## BEGIN

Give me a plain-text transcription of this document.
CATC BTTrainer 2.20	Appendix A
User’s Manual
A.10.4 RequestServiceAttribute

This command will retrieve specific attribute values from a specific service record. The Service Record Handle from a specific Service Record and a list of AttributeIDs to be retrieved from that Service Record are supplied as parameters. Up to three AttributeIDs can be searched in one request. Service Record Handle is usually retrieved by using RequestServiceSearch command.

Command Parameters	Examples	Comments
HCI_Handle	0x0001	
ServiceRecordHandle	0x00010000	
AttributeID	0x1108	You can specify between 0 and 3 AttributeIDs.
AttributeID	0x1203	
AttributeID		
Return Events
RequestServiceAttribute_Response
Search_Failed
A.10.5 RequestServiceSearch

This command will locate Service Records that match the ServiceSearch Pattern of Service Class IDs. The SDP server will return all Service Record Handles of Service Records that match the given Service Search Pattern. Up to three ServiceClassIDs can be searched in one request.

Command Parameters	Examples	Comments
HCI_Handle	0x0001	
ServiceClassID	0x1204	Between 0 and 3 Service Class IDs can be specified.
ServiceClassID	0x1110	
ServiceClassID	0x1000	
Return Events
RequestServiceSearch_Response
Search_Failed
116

## END

**Your goal**
Count every line of the records that holds "searched". State the number, nothing else.

**Answer to this exercise**
2